=== Records excerpted from a collection ===

***

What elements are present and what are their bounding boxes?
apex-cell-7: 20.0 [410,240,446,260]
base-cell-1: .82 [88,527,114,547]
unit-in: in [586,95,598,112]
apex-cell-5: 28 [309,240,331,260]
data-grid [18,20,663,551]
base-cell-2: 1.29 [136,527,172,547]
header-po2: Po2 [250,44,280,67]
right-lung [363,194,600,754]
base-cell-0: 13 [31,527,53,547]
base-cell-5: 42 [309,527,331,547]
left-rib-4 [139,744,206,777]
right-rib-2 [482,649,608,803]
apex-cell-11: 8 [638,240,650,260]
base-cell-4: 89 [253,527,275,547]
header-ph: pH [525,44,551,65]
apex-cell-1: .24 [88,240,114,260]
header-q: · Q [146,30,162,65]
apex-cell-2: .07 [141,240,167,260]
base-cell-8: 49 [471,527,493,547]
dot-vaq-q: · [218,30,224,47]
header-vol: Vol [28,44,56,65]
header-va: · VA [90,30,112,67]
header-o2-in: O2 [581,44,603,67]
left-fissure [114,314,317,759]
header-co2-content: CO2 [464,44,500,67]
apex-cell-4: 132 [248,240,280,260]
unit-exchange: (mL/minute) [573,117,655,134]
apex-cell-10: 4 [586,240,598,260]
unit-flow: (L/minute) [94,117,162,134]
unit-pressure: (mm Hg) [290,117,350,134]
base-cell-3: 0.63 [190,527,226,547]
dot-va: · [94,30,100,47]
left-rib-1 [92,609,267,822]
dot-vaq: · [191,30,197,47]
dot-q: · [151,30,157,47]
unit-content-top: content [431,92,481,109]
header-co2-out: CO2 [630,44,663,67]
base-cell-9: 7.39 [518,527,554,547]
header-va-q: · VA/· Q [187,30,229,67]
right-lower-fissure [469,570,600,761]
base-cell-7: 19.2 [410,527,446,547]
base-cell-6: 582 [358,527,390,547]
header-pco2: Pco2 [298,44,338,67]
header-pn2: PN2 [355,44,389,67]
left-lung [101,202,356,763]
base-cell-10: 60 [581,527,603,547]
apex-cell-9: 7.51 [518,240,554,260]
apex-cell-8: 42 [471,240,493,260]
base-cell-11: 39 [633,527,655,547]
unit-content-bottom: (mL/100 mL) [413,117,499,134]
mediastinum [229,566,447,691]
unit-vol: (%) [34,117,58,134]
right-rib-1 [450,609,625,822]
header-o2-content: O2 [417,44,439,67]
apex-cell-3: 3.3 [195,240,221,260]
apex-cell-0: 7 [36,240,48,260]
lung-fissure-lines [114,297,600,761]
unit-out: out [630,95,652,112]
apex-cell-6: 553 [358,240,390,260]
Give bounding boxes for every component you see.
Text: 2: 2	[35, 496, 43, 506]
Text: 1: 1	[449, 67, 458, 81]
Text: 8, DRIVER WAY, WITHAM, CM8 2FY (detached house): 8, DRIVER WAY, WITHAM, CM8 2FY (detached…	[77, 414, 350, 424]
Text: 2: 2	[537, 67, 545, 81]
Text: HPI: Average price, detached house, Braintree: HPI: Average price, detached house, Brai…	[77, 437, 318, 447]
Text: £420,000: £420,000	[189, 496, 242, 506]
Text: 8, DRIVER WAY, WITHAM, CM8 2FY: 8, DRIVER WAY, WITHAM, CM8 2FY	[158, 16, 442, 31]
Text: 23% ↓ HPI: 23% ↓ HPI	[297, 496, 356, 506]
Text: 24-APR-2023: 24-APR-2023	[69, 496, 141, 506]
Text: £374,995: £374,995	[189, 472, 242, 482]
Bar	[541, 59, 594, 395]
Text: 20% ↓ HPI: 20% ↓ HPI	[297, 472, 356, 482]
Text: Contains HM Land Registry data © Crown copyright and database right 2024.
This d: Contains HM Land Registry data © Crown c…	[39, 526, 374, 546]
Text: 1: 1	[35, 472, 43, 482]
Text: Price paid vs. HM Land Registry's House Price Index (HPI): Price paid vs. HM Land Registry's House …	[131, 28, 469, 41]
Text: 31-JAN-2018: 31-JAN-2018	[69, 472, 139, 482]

***

=== DESCRIPTION OF THE TASK ===
Copy the material above line for line, exactly as it appears.

=== WRITTEN REPLY ===
What elements are present and what are their bounding boxes?
apex-cell-7: 20.0 [410,240,446,260]
base-cell-1: .82 [88,527,114,547]
unit-in: in [586,95,598,112]
apex-cell-5: 28 [309,240,331,260]
data-grid [18,20,663,551]
base-cell-2: 1.29 [136,527,172,547]
header-po2: Po2 [250,44,280,67]
right-lung [363,194,600,754]
base-cell-0: 13 [31,527,53,547]
base-cell-5: 42 [309,527,331,547]
left-rib-4 [139,744,206,777]
right-rib-2 [482,649,608,803]
apex-cell-11: 8 [638,240,650,260]
base-cell-4: 89 [253,527,275,547]
header-ph: pH [525,44,551,65]
apex-cell-1: .24 [88,240,114,260]
header-q: · Q [146,30,162,65]
apex-cell-2: .07 [141,240,167,260]
base-cell-8: 49 [471,527,493,547]
dot-vaq-q: · [218,30,224,47]
header-vol: Vol [28,44,56,65]
header-va: · VA [90,30,112,67]
header-o2-in: O2 [581,44,603,67]
left-fissure [114,314,317,759]
header-co2-content: CO2 [464,44,500,67]
apex-cell-4: 132 [248,240,280,260]
unit-exchange: (mL/minute) [573,117,655,134]
apex-cell-10: 4 [586,240,598,260]
unit-flow: (L/minute) [94,117,162,134]
unit-pressure: (mm Hg) [290,117,350,134]
base-cell-3: 0.63 [190,527,226,547]
dot-va: · [94,30,100,47]
left-rib-1 [92,609,267,822]
dot-vaq: · [191,30,197,47]
dot-q: · [151,30,157,47]
unit-content-top: content [431,92,481,109]
header-co2-out: CO2 [630,44,663,67]
base-cell-9: 7.39 [518,527,554,547]
header-va-q: · VA/· Q [187,30,229,67]
right-lower-fissure [469,570,600,761]
base-cell-7: 19.2 [410,527,446,547]
base-cell-6: 582 [358,527,390,547]
header-pco2: Pco2 [298,44,338,67]
header-pn2: PN2 [355,44,389,67]
left-lung [101,202,356,763]
base-cell-10: 60 [581,527,603,547]
apex-cell-9: 7.51 [518,240,554,260]
apex-cell-8: 42 [471,240,493,260]
base-cell-11: 39 [633,527,655,547]
unit-content-bottom: (mL/100 mL) [413,117,499,134]
mediastinum [229,566,447,691]
unit-vol: (%) [34,117,58,134]
right-rib-1 [450,609,625,822]
header-o2-content: O2 [417,44,439,67]
apex-cell-3: 3.3 [195,240,221,260]
apex-cell-0: 7 [36,240,48,260]
lung-fissure-lines [114,297,600,761]
unit-out: out [630,95,652,112]
apex-cell-6: 553 [358,240,390,260]
Give bounding boxes for every component you see.
Text: 2: 2	[35, 496, 43, 506]
Text: 1: 1	[449, 67, 458, 81]
Text: 8, DRIVER WAY, WITHAM, CM8 2FY (detached house): 8, DRIVER WAY, WITHAM, CM8 2FY (detached…	[77, 414, 350, 424]
Text: 2: 2	[537, 67, 545, 81]
Text: HPI: Average price, detached house, Braintree: HPI: Average price, detached house, Brai…	[77, 437, 318, 447]
Text: £420,000: £420,000	[189, 496, 242, 506]
Text: 8, DRIVER WAY, WITHAM, CM8 2FY: 8, DRIVER WAY, WITHAM, CM8 2FY	[158, 16, 442, 31]
Text: 23% ↓ HPI: 23% ↓ HPI	[297, 496, 356, 506]
Text: 24-APR-2023: 24-APR-2023	[69, 496, 141, 506]
Text: £374,995: £374,995	[189, 472, 242, 482]
Bar	[541, 59, 594, 395]
Text: 20% ↓ HPI: 20% ↓ HPI	[297, 472, 356, 482]
Text: Contains HM Land Registry data © Crown copyright and database right 2024.
This d: Contains HM Land Registry data © Crown c…	[39, 526, 374, 546]
Text: 1: 1	[35, 472, 43, 482]
Text: Price paid vs. HM Land Registry's House Price Index (HPI): Price paid vs. HM Land Registry's House …	[131, 28, 469, 41]
Text: 31-JAN-2018: 31-JAN-2018	[69, 472, 139, 482]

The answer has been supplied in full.